*RECORDS TO USE*.

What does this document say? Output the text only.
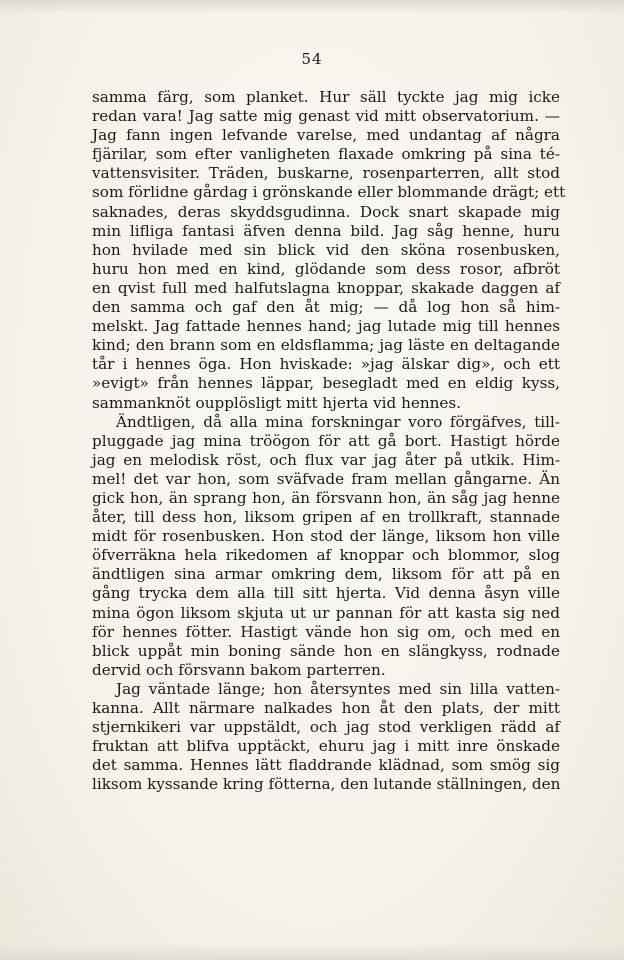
54
samma färg, som planket. Hur säll tyckte jag mig icke
redan vara! Jag satte mig genast vid mitt observatorium. —
Jag fann ingen lefvande varelse, med undantag af några
fjärilar, som efter vanligheten flaxade omkring på sina té-
vattensvisiter. Träden, buskarne, rosenparterren, allt stod
som förlidne gårdag i grönskande eller blommande drägt; ett
saknades, deras skyddsgudinna. Dock snart skapade mig
min lifliga fantasi äfven denna bild. Jag såg henne, huru
hon hvilade med sin blick vid den sköna rosenbusken,
huru hon med en kind, glödande som dess rosor, afbröt
en qvist full med halfutslagna knoppar, skakade daggen af
den samma och gaf den åt mig; — då log hon så him-
melskt. Jag fattade hennes hand; jag lutade mig till hennes
kind; den brann som en eldsflamma; jag läste en deltagande
tår i hennes öga. Hon hviskade: »jag älskar dig», och ett
»evigt» från hennes läppar, besegladt med en eldig kyss,
sammanknöt oupplösligt mitt hjerta vid hennes.
Ändtligen, då alla mina forskningar voro förgäfves, till-
pluggade jag mina tröögon för att gå bort. Hastigt hörde
jag en melodisk röst, och flux var jag åter på utkik. Him-
mel! det var hon, som sväfvade fram mellan gångarne. Än
gick hon, än sprang hon, än försvann hon, än såg jag henne
åter, till dess hon, liksom gripen af en trollkraft, stannade
midt för rosenbusken. Hon stod der länge, liksom hon ville
öfverräkna hela rikedomen af knoppar och blommor, slog
ändtligen sina armar omkring dem, liksom för att på en
gång trycka dem alla till sitt hjerta. Vid denna åsyn ville
mina ögon liksom skjuta ut ur pannan för att kasta sig ned
för hennes fötter. Hastigt vände hon sig om, och med en
blick uppåt min boning sände hon en slängkyss, rodnade
dervid och försvann bakom parterren.
Jag väntade länge; hon återsyntes med sin lilla vatten-
kanna. Allt närmare nalkades hon åt den plats, der mitt
stjernkikeri var uppstäldt, och jag stod verkligen rädd af
fruktan att blifva upptäckt, ehuru jag i mitt inre önskade
det samma. Hennes lätt fladdrande klädnad, som smög sig
liksom kyssande kring fötterna, den lutande ställningen, den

*WHAT YOU HAVE TO DO*. Locate the string "omkring" in the listing above and copy every line where it occurs.

*PROBLEM SOLUTION*.
fjärilar, som efter vanligheten flaxade omkring på sina té-
ändtligen sina armar omkring dem, liksom för att på en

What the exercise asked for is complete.